Brief: Pull out every line with the word "growth" from the entries below.

Given records:
┄┄┄┄┄┄

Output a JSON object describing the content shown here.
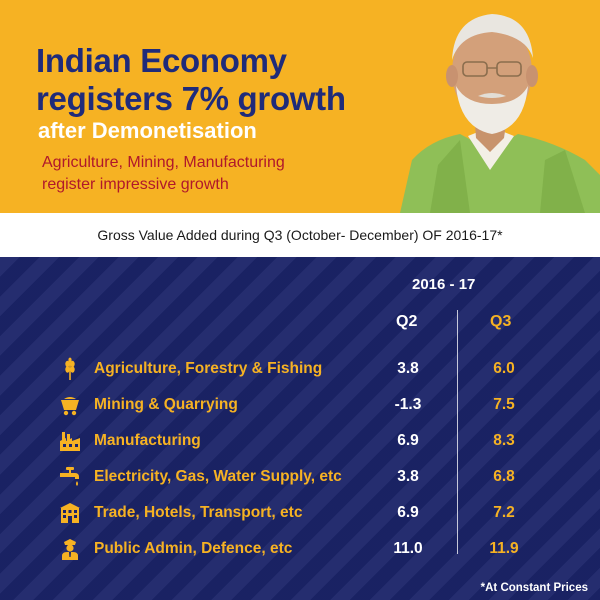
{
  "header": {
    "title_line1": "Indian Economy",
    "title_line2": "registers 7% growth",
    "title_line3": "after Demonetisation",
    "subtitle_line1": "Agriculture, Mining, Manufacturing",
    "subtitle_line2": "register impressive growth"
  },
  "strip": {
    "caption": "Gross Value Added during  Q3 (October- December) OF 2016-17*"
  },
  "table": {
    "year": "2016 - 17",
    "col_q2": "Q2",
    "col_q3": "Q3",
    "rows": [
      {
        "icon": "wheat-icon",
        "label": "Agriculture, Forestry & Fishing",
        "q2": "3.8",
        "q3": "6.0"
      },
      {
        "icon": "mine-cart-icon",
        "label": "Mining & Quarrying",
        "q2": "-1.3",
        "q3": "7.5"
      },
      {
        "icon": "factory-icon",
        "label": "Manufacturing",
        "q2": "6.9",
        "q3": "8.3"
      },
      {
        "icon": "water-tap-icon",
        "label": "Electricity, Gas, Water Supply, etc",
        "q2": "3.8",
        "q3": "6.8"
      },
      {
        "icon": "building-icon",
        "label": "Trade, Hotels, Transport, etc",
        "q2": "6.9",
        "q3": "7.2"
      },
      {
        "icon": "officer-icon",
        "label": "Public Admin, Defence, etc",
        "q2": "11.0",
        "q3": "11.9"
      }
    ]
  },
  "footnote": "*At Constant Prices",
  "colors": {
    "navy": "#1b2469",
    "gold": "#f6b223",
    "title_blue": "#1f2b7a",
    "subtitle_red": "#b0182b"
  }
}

┄┄┄┄┄┄

Task result:
    "title_line2": "registers 7% growth",
    "subtitle_line2": "register impressive growth"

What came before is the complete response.